> **Task goal**
The records below must be written out exactly, with every picture left behind.

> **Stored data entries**
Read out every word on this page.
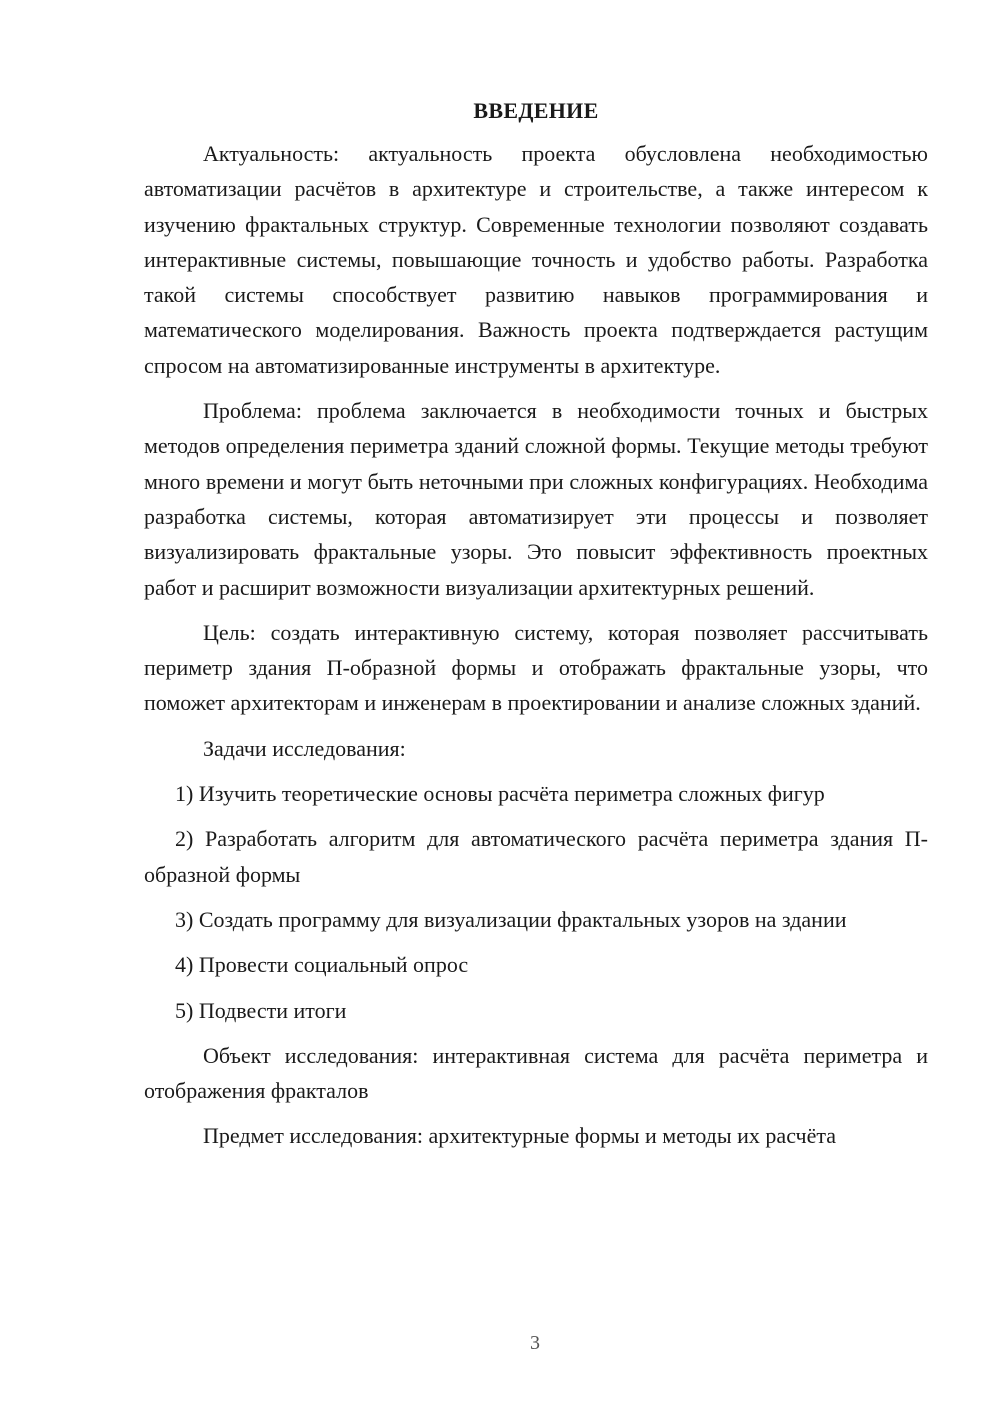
ВВЕДЕНИЕ

Актуальность: актуальность проекта обусловлена необходимостью автоматизации расчётов в архитектуре и строительстве, а также интересом к изучению фрактальных структур. Современные технологии позволяют создавать интерактивные системы, повышающие точность и удобство работы. Разработка такой системы способствует развитию навыков программирования и математического моделирования. Важность проекта подтверждается растущим спросом на автоматизированные инструменты в архитектуре.

Проблема: проблема заключается в необходимости точных и быстрых методов определения периметра зданий сложной формы. Текущие методы требуют много времени и могут быть неточными при сложных конфигурациях. Необходима разработка системы, которая автоматизирует эти процессы и позволяет визуализировать фрактальные узоры. Это повысит эффективность проектных работ и расширит возможности визуализации архитектурных решений.

Цель: создать интерактивную систему, которая позволяет рассчитывать периметр здания П-образной формы и отображать фрактальные узоры, что поможет архитекторам и инженерам в проектировании и анализе сложных зданий.

Задачи исследования:

1) Изучить теоретические основы расчёта периметра сложных фигур

2) Разработать алгоритм для автоматического расчёта периметра здания П-образной формы

3) Создать программу для визуализации фрактальных узоров на здании

4) Провести социальный опрос

5) Подвести итоги

Объект исследования: интерактивная система для расчёта периметра и отображения фракталов

Предмет исследования: архитектурные формы и методы их расчёта

3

> **Solution to the problem**
Read out every word on this page.
ВВЕДЕНИЕ

Актуальность: актуальность проекта обусловлена необходимостью автоматизации расчётов в архитектуре и строительстве, а также интересом к изучению фрактальных структур. Современные технологии позволяют создавать интерактивные системы, повышающие точность и удобство работы. Разработка такой системы способствует развитию навыков программирования и математического моделирования. Важность проекта подтверждается растущим спросом на автоматизированные инструменты в архитектуре.

Проблема: проблема заключается в необходимости точных и быстрых методов определения периметра зданий сложной формы. Текущие методы требуют много времени и могут быть неточными при сложных конфигурациях. Необходима разработка системы, которая автоматизирует эти процессы и позволяет визуализировать фрактальные узоры. Это повысит эффективность проектных работ и расширит возможности визуализации архитектурных решений.

Цель: создать интерактивную систему, которая позволяет рассчитывать периметр здания П-образной формы и отображать фрактальные узоры, что поможет архитекторам и инженерам в проектировании и анализе сложных зданий.

Задачи исследования:

1) Изучить теоретические основы расчёта периметра сложных фигур

2) Разработать алгоритм для автоматического расчёта периметра здания П-образной формы

3) Создать программу для визуализации фрактальных узоров на здании

4) Провести социальный опрос

5) Подвести итоги

Объект исследования: интерактивная система для расчёта периметра и отображения фракталов

Предмет исследования: архитектурные формы и методы их расчёта

3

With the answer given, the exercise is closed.